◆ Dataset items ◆
☆ ☆ ☆ ☆ ☆
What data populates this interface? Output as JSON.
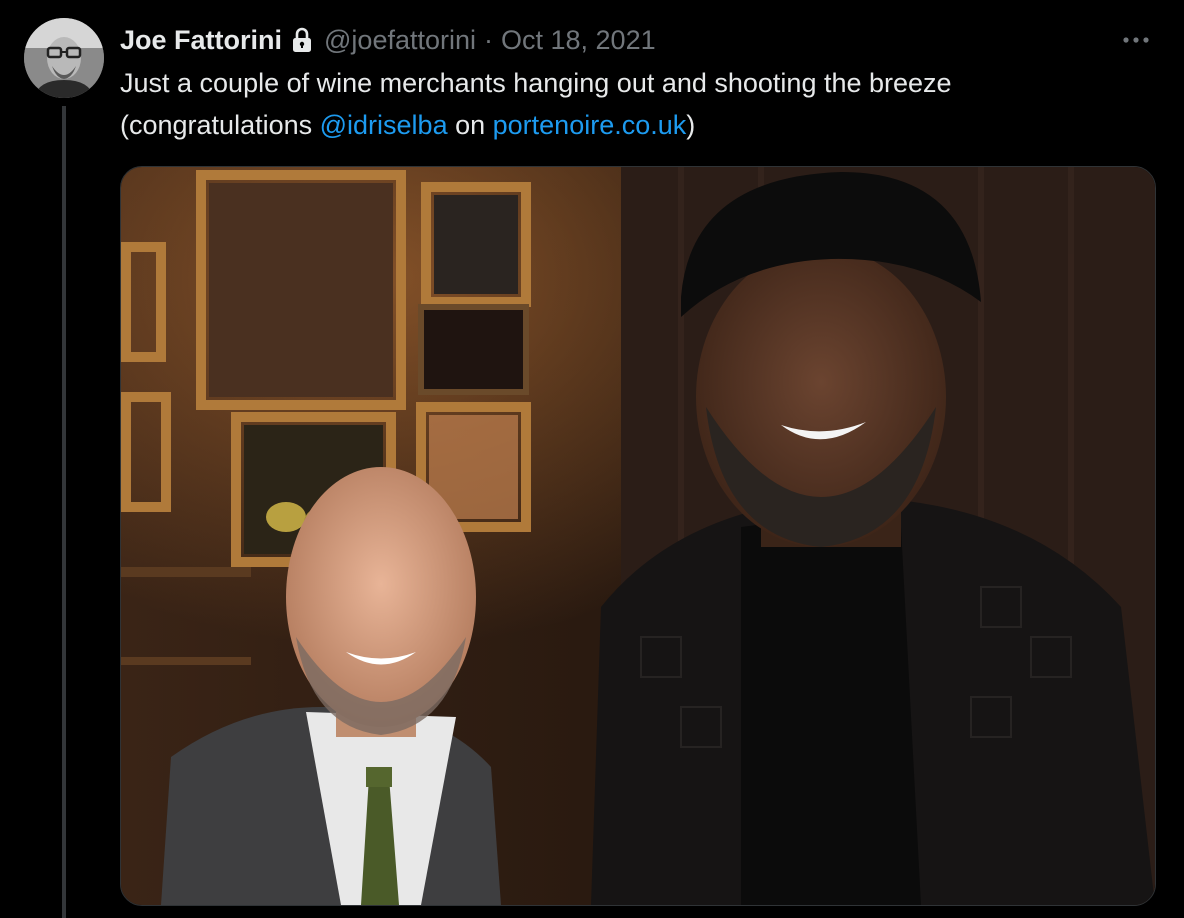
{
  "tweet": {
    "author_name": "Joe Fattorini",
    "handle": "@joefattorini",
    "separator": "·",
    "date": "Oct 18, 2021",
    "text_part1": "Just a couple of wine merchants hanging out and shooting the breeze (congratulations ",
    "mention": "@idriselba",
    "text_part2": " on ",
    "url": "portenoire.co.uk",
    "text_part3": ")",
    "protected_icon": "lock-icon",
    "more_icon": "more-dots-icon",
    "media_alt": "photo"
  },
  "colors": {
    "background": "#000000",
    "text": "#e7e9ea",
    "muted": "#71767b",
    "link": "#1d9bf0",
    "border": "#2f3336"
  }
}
☆ ☆ ☆ ☆ ☆
◆ TASK ◆
Reproduce the full listing faithfully, but do not carry over any pictures.

◆ ANSWER FOR THE TASK ◆
What data populates this interface? Output as JSON.
{
  "tweet": {
    "author_name": "Joe Fattorini",
    "handle": "@joefattorini",
    "separator": "·",
    "date": "Oct 18, 2021",
    "text_part1": "Just a couple of wine merchants hanging out and shooting the breeze (congratulations ",
    "mention": "@idriselba",
    "text_part2": " on ",
    "url": "portenoire.co.uk",
    "text_part3": ")",
    "protected_icon": "lock-icon",
    "more_icon": "more-dots-icon",
    "media_alt": "photo"
  },
  "colors": {
    "background": "#000000",
    "text": "#e7e9ea",
    "muted": "#71767b",
    "link": "#1d9bf0",
    "border": "#2f3336"
  }
}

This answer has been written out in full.